Mooji greeted people afterward but I couldn’t get close enough to meet him myself. I could have hung around and perhaps done so after an hour, but I was tired. And I knew he wouldn’t hang around all night to see each and every person waiting. I found myself walking back to my bus stop. My mind was going back and forth…am I missing my chance to meet him? But I trusted where my body was carrying me and let it go. I was at peace with it. I had received so much already, and I knew this was a gift that would keep on giving.
That night, I had the most beautiful dream full of love.
At the airport on the way home, I had arrived to the gate and boarding had already started. I went right through and onto the airplane. I was shocked to find the airplane mostly empty. Only then did I realize that I had boarded “priority” for no reason at all. I wondered why all those people were looking at me funny, but it simply didn’t sink in. Now I understood my lesson.
The difference is that many of the people that cut the Mooji queue may have done so without realizing what they were doing. I on the other hand did it with complete self-serving intention. I may have convinced myself that it was my desperation and will to awaken, that I was fishing for grace to grant me some boon. At the airport, however, I got to board my plane early as a direct act of grace. It was an accidental action from which I benefited. Cutting the queue was a stinky, egoic act whereas I was carried by a river to board the plane early. It is this river that I want to trust with my life…that I wish I had trusted in satsang.
Two days after the weekend, back at home, I had an ecstatic feeling sweep over me…something I’ve had before but not felt for a very, very long time. It’s sweetness and vibration was indescribable. I knew it would pass, so I gave into it and got as much as I could out of it while it stuck around. Despite the passing of such fleeting sensations, this journey marks a pivot point in my life, a deepening into spiritual maturity and a more peaceful daily life as well as a quickened path to acceptance of what is.
My two biggest lessons of the weekend: I am there before every thought, every sensation, every action and life is kinder and wiser than the mind imagines.
Bottom line, Divine Guidance is LOVE. Ego is FEAR, false evidence appearing real.
Eeee!!! I did it. Um…WE did it!!! 36 consecutive blogs on Divine Guidance.
Rather than comment on this last pairing directly, I think I’d like to spend some time reviewing what I’ve learned through this 36-day virtual adventure:
1. For me, Divine guidance speaks in a language beyond words. If I’m hearing a loving language, I am hearing the Voice of Love, which is still pretty much ego…just a kinder, gentler, somewhat “reformed” version of it.

Given task 1. Copy the entries word for word, starting with their first line and ending after the line that contains "- y-tick-label: 0: [85, 966, 115, 981]".

Information supplied.
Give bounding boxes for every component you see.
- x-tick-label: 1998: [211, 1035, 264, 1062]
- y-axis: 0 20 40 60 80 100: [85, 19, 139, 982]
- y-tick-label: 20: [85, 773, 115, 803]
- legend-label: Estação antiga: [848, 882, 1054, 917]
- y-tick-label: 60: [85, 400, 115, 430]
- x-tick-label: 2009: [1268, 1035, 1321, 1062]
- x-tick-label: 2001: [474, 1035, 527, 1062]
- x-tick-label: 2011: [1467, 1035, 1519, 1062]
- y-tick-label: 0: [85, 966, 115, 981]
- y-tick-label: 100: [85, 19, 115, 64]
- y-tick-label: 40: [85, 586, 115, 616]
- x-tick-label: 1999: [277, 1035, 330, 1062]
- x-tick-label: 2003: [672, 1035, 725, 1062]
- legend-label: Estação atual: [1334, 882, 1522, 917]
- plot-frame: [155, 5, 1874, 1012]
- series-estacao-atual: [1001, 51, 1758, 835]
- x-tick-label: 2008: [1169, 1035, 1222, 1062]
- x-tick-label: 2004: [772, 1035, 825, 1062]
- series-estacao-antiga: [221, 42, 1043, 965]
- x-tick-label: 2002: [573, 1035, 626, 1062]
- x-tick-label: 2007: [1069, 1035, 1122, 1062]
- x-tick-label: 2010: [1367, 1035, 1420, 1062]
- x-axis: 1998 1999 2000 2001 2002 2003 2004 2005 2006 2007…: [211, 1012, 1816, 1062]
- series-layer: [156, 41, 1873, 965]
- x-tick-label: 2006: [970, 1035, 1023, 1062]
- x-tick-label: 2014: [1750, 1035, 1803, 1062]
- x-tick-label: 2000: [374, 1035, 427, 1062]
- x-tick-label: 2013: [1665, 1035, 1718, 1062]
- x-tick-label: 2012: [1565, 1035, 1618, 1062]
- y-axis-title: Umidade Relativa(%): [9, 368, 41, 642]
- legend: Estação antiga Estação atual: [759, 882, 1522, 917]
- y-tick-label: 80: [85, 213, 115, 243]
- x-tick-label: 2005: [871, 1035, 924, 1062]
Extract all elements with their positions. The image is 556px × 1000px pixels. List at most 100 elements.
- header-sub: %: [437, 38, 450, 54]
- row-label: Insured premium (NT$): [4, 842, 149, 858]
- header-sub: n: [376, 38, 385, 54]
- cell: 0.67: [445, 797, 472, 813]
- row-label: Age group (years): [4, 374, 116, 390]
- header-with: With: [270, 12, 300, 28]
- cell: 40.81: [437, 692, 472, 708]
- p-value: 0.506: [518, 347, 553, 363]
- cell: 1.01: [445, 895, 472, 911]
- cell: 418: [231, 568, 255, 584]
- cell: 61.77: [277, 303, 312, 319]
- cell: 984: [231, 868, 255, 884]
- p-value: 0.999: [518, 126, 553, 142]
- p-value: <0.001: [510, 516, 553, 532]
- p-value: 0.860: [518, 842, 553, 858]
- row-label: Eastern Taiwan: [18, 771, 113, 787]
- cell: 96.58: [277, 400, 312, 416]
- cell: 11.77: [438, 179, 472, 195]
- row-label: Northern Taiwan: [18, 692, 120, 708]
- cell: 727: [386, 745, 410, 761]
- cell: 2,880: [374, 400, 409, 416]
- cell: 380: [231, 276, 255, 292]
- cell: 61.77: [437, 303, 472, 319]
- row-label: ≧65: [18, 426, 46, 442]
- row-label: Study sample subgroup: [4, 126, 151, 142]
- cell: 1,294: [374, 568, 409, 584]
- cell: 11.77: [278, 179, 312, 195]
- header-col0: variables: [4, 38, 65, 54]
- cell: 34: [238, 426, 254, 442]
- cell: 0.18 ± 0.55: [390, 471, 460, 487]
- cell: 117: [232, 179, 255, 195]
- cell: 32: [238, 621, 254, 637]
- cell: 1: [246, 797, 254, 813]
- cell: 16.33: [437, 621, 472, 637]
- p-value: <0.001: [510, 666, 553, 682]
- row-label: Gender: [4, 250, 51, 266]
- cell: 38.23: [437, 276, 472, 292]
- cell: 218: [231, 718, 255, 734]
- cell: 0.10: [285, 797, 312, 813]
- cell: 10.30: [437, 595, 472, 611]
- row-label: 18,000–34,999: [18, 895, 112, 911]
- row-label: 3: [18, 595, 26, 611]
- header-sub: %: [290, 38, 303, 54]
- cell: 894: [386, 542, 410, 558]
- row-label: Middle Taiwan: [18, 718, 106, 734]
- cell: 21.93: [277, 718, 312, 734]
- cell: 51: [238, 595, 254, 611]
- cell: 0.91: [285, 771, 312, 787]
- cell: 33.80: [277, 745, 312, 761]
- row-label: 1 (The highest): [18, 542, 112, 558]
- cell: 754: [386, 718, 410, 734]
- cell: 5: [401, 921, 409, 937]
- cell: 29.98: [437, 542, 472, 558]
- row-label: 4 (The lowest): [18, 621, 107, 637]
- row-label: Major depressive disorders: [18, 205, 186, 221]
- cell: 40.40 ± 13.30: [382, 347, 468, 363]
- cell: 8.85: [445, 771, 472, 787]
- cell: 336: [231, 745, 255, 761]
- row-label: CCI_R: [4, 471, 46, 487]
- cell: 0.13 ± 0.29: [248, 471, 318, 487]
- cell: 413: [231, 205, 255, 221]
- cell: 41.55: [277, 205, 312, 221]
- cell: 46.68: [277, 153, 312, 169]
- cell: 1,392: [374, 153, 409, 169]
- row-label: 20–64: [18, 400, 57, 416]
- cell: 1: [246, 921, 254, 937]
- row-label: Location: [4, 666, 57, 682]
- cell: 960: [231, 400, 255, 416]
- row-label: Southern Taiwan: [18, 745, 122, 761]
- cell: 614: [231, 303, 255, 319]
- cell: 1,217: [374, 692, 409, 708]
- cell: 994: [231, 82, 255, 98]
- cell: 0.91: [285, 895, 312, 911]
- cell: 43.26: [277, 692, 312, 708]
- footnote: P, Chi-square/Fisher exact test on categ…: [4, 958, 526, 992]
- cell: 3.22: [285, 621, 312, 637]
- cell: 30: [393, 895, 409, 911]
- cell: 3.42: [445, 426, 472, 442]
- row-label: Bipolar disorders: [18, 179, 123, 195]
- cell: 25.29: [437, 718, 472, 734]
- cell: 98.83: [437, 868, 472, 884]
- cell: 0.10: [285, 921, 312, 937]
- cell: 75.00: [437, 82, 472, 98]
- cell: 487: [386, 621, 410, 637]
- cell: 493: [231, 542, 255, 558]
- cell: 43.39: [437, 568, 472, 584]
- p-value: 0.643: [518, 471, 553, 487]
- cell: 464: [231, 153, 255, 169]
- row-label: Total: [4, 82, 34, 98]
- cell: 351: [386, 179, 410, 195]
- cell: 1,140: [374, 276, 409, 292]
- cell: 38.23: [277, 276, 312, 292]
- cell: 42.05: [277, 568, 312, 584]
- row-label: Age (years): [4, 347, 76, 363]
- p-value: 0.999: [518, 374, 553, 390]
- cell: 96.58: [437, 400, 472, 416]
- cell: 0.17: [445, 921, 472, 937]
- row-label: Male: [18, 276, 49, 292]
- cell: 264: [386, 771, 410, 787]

Given task 2. In the passage, what does the writer say Ego is?

Final answer 1.
Give bounding boxes for every component you see.
- x-tick-label: 1998: [211, 1035, 264, 1062]
- y-axis: 0 20 40 60 80 100: [85, 19, 139, 982]
- y-tick-label: 20: [85, 773, 115, 803]
- legend-label: Estação antiga: [848, 882, 1054, 917]
- y-tick-label: 60: [85, 400, 115, 430]
- x-tick-label: 2009: [1268, 1035, 1321, 1062]
- x-tick-label: 2001: [474, 1035, 527, 1062]
- x-tick-label: 2011: [1467, 1035, 1519, 1062]
- y-tick-label: 0: [85, 966, 115, 981]

Final answer 2. Ego is FEAR, false evidence appearing real.